* DESCRIPTION OF THE TASK *
What follows is a listing; give it again exactly, in its entirety.
[Start THE RECORDS]
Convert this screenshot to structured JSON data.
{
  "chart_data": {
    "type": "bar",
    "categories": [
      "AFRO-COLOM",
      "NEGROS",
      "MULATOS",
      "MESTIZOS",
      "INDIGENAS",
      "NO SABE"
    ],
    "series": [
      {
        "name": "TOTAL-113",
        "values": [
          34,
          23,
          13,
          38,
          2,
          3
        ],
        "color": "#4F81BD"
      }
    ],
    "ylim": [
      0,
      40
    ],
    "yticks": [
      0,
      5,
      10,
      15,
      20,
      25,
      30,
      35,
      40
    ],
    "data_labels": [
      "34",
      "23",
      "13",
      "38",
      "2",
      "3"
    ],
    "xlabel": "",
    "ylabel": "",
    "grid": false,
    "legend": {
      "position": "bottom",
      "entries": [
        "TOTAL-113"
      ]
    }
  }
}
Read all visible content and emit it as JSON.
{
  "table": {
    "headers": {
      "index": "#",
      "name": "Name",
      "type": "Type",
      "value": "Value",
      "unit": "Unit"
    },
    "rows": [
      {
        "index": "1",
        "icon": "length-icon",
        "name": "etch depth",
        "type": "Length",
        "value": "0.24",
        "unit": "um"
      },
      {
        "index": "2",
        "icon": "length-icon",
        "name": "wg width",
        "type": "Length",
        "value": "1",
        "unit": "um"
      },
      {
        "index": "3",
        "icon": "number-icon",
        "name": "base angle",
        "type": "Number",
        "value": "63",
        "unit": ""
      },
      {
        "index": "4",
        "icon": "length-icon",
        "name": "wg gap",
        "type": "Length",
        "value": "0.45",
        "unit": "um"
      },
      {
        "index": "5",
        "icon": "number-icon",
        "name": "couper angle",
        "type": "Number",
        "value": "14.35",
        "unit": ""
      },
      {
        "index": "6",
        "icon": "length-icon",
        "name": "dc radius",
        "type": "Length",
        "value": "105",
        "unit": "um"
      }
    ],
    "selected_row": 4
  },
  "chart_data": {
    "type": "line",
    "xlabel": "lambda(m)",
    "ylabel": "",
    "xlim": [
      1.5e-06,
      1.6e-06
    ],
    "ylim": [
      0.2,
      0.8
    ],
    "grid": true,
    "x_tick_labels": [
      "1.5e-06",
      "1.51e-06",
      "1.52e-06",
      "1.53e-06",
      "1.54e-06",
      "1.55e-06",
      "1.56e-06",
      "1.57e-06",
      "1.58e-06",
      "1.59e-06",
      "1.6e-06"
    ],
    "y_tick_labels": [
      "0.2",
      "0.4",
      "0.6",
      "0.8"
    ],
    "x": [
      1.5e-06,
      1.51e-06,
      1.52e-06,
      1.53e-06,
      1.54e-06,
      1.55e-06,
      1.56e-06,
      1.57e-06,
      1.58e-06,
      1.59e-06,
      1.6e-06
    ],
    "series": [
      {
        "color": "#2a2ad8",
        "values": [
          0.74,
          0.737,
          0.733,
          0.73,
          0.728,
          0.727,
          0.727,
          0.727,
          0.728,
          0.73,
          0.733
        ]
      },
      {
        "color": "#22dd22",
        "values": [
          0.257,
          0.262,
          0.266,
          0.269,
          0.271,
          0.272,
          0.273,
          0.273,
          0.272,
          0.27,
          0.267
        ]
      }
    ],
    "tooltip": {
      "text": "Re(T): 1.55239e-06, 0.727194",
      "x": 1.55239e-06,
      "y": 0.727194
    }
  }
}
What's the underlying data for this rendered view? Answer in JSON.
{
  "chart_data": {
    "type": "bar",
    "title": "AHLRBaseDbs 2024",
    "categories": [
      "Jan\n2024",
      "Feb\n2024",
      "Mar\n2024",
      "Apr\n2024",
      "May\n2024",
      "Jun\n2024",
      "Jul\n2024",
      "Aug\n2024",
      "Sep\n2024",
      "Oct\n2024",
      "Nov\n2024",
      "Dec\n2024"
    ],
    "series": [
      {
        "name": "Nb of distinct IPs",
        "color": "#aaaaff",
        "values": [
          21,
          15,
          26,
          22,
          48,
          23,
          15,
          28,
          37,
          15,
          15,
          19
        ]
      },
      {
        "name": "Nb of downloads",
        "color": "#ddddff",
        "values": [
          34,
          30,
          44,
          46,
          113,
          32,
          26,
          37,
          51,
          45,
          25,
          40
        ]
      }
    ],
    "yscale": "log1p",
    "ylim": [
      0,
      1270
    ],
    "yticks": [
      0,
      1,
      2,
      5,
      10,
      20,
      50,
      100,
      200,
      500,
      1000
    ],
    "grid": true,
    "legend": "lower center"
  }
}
[End THE RECORDS]
* THE SOLUTION *
Convert this screenshot to structured JSON data.
{
  "chart_data": {
    "type": "bar",
    "categories": [
      "AFRO-COLOM",
      "NEGROS",
      "MULATOS",
      "MESTIZOS",
      "INDIGENAS",
      "NO SABE"
    ],
    "series": [
      {
        "name": "TOTAL-113",
        "values": [
          34,
          23,
          13,
          38,
          2,
          3
        ],
        "color": "#4F81BD"
      }
    ],
    "ylim": [
      0,
      40
    ],
    "yticks": [
      0,
      5,
      10,
      15,
      20,
      25,
      30,
      35,
      40
    ],
    "data_labels": [
      "34",
      "23",
      "13",
      "38",
      "2",
      "3"
    ],
    "xlabel": "",
    "ylabel": "",
    "grid": false,
    "legend": {
      "position": "bottom",
      "entries": [
        "TOTAL-113"
      ]
    }
  }
}
Read all visible content and emit it as JSON.
{
  "table": {
    "headers": {
      "index": "#",
      "name": "Name",
      "type": "Type",
      "value": "Value",
      "unit": "Unit"
    },
    "rows": [
      {
        "index": "1",
        "icon": "length-icon",
        "name": "etch depth",
        "type": "Length",
        "value": "0.24",
        "unit": "um"
      },
      {
        "index": "2",
        "icon": "length-icon",
        "name": "wg width",
        "type": "Length",
        "value": "1",
        "unit": "um"
      },
      {
        "index": "3",
        "icon": "number-icon",
        "name": "base angle",
        "type": "Number",
        "value": "63",
        "unit": ""
      },
      {
        "index": "4",
        "icon": "length-icon",
        "name": "wg gap",
        "type": "Length",
        "value": "0.45",
        "unit": "um"
      },
      {
        "index": "5",
        "icon": "number-icon",
        "name": "couper angle",
        "type": "Number",
        "value": "14.35",
        "unit": ""
      },
      {
        "index": "6",
        "icon": "length-icon",
        "name": "dc radius",
        "type": "Length",
        "value": "105",
        "unit": "um"
      }
    ],
    "selected_row": 4
  },
  "chart_data": {
    "type": "line",
    "xlabel": "lambda(m)",
    "ylabel": "",
    "xlim": [
      1.5e-06,
      1.6e-06
    ],
    "ylim": [
      0.2,
      0.8
    ],
    "grid": true,
    "x_tick_labels": [
      "1.5e-06",
      "1.51e-06",
      "1.52e-06",
      "1.53e-06",
      "1.54e-06",
      "1.55e-06",
      "1.56e-06",
      "1.57e-06",
      "1.58e-06",
      "1.59e-06",
      "1.6e-06"
    ],
    "y_tick_labels": [
      "0.2",
      "0.4",
      "0.6",
      "0.8"
    ],
    "x": [
      1.5e-06,
      1.51e-06,
      1.52e-06,
      1.53e-06,
      1.54e-06,
      1.55e-06,
      1.56e-06,
      1.57e-06,
      1.58e-06,
      1.59e-06,
      1.6e-06
    ],
    "series": [
      {
        "color": "#2a2ad8",
        "values": [
          0.74,
          0.737,
          0.733,
          0.73,
          0.728,
          0.727,
          0.727,
          0.727,
          0.728,
          0.73,
          0.733
        ]
      },
      {
        "color": "#22dd22",
        "values": [
          0.257,
          0.262,
          0.266,
          0.269,
          0.271,
          0.272,
          0.273,
          0.273,
          0.272,
          0.27,
          0.267
        ]
      }
    ],
    "tooltip": {
      "text": "Re(T): 1.55239e-06, 0.727194",
      "x": 1.55239e-06,
      "y": 0.727194
    }
  }
}
What's the underlying data for this rendered view? Answer in JSON.
{
  "chart_data": {
    "type": "bar",
    "title": "AHLRBaseDbs 2024",
    "categories": [
      "Jan\n2024",
      "Feb\n2024",
      "Mar\n2024",
      "Apr\n2024",
      "May\n2024",
      "Jun\n2024",
      "Jul\n2024",
      "Aug\n2024",
      "Sep\n2024",
      "Oct\n2024",
      "Nov\n2024",
      "Dec\n2024"
    ],
    "series": [
      {
        "name": "Nb of distinct IPs",
        "color": "#aaaaff",
        "values": [
          21,
          15,
          26,
          22,
          48,
          23,
          15,
          28,
          37,
          15,
          15,
          19
        ]
      },
      {
        "name": "Nb of downloads",
        "color": "#ddddff",
        "values": [
          34,
          30,
          44,
          46,
          113,
          32,
          26,
          37,
          51,
          45,
          25,
          40
        ]
      }
    ],
    "yscale": "log1p",
    "ylim": [
      0,
      1270
    ],
    "yticks": [
      0,
      1,
      2,
      5,
      10,
      20,
      50,
      100,
      200,
      500,
      1000
    ],
    "grid": true,
    "legend": "lower center"
  }
}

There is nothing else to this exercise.